EXERCISE:
Give the count of lines that include the string "Forez". Add nothing to it.
--*--
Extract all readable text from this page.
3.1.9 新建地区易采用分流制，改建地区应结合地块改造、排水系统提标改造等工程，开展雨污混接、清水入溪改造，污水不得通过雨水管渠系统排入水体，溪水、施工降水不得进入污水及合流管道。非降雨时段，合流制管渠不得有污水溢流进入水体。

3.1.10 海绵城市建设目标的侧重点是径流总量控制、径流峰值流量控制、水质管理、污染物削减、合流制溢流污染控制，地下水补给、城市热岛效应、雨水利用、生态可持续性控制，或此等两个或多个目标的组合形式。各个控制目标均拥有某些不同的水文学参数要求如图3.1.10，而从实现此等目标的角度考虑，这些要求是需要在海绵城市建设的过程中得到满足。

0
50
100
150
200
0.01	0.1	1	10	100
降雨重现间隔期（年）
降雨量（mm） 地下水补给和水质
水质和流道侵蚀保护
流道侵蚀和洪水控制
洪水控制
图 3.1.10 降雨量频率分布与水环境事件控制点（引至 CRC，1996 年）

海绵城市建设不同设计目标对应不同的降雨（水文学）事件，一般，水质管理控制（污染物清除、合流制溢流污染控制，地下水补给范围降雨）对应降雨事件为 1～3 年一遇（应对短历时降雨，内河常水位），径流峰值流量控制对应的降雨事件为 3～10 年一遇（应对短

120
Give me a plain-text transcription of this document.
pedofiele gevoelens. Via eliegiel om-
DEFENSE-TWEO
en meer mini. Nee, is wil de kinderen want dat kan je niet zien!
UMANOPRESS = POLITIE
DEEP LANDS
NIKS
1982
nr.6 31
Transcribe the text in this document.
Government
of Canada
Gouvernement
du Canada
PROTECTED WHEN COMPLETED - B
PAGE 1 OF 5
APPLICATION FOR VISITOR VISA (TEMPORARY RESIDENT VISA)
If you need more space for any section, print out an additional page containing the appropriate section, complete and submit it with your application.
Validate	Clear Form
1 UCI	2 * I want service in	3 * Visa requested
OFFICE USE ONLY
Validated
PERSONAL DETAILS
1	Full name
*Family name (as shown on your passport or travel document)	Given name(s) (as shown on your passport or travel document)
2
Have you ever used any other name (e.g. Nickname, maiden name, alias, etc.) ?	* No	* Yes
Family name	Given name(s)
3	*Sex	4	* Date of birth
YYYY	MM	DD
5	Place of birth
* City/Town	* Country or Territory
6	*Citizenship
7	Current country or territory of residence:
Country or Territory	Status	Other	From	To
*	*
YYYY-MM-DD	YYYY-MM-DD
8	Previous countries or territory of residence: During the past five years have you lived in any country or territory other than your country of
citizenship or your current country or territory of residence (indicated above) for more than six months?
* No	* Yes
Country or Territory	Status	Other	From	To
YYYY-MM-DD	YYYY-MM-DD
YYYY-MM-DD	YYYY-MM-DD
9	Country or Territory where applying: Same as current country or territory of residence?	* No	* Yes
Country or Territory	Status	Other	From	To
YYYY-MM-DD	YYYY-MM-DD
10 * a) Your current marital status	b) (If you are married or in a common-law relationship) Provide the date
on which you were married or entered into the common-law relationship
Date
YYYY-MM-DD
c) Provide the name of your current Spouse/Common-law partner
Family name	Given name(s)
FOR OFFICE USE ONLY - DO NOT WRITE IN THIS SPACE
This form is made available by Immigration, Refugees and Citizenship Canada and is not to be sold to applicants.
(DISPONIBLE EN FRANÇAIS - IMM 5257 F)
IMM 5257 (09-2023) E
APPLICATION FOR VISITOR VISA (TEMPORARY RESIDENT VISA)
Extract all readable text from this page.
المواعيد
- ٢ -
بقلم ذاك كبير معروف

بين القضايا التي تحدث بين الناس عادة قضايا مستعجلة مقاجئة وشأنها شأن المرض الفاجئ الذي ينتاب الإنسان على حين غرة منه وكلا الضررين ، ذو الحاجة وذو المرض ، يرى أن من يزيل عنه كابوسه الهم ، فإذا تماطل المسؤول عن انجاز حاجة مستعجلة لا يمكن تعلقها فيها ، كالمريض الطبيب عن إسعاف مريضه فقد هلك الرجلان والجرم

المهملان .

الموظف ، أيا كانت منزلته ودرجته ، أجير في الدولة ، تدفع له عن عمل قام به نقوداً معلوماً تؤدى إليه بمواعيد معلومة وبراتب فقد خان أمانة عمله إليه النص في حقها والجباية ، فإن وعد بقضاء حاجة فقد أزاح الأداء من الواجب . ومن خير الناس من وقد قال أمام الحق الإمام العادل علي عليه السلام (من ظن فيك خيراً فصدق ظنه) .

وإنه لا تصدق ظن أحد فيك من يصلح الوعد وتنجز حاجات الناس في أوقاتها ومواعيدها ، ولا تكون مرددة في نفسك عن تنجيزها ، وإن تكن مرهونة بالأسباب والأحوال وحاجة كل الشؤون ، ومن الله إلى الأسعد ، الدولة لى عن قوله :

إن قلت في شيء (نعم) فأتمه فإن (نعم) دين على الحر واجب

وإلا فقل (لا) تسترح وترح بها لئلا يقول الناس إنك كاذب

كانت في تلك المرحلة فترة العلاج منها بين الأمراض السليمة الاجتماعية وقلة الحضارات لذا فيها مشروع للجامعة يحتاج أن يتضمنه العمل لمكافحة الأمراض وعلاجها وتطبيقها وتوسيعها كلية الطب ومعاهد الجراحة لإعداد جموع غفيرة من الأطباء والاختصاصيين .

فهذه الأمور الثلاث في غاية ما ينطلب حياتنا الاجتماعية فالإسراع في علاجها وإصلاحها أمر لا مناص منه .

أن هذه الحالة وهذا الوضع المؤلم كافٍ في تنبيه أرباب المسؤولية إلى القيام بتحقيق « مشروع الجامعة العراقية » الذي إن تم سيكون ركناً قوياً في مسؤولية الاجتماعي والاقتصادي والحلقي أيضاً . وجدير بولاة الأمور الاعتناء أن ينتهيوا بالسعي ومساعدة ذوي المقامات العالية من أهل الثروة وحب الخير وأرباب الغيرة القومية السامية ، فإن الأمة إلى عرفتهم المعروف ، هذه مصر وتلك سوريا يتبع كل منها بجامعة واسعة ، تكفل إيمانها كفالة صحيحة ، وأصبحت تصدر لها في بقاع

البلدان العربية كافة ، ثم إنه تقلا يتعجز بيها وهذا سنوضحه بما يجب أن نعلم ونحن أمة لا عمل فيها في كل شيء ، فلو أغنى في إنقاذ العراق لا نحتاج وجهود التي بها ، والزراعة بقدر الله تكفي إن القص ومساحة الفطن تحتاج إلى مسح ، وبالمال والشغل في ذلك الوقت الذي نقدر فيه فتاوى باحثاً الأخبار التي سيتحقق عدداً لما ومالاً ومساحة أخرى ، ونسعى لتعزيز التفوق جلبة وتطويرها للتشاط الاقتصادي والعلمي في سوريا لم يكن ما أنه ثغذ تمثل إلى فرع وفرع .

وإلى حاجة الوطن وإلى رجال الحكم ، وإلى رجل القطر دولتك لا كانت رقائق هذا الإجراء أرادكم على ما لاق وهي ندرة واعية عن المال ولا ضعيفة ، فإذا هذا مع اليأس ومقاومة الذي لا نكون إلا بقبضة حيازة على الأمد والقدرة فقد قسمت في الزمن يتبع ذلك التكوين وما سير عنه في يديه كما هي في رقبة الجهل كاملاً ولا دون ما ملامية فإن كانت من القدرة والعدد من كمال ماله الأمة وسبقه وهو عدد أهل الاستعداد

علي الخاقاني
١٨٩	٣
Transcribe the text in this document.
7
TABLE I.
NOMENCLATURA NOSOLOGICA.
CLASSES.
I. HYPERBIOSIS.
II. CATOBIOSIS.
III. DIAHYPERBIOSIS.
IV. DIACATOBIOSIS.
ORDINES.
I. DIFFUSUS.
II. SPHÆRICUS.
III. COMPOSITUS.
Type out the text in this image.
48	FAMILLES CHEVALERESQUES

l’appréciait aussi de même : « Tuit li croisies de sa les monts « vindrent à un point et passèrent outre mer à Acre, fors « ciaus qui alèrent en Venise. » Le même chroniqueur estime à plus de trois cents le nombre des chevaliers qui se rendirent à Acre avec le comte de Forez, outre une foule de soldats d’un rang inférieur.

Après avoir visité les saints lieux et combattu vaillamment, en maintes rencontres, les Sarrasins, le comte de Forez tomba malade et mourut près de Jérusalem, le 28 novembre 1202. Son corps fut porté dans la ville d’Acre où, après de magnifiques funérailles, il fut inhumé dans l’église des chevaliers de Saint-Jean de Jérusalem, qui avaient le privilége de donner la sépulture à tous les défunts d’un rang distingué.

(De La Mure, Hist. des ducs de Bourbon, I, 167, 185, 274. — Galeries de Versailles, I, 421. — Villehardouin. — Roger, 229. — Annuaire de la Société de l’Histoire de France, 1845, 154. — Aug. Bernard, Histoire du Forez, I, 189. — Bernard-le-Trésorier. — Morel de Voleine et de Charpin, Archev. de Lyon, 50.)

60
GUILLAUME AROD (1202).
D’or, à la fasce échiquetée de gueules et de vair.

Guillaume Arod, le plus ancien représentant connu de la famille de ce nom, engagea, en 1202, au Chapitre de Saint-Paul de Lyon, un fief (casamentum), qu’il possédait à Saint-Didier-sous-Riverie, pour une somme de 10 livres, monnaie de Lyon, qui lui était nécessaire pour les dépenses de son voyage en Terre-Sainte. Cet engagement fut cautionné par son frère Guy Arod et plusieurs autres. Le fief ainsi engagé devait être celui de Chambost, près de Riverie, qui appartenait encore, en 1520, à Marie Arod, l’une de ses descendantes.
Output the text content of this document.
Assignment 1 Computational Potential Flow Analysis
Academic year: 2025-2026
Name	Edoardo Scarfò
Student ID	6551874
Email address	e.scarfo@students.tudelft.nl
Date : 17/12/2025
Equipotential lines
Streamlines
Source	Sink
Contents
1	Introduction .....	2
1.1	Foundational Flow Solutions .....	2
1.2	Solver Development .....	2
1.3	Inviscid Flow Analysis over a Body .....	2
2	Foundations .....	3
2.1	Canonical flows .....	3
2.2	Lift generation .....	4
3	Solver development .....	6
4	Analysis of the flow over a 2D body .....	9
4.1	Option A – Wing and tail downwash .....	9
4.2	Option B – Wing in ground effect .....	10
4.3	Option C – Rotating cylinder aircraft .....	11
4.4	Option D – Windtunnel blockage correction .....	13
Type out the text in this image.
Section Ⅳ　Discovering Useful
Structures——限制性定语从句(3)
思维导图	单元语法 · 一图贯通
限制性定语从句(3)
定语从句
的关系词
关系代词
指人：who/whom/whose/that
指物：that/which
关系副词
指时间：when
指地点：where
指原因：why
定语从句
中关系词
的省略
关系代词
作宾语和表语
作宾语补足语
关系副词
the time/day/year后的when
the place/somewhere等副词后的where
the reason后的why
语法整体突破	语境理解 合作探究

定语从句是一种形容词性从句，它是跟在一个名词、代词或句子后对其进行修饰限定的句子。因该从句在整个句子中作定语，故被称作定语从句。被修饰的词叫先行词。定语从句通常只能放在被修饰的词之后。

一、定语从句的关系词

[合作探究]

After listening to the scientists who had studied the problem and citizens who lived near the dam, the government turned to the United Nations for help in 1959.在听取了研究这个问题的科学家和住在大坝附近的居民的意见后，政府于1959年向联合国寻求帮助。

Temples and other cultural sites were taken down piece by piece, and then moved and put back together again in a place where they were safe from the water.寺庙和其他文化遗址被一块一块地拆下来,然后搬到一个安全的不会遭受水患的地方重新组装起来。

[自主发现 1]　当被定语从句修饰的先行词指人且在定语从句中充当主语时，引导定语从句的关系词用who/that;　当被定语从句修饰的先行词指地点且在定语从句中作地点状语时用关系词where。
--*--
FINISHED EXERCISE:
3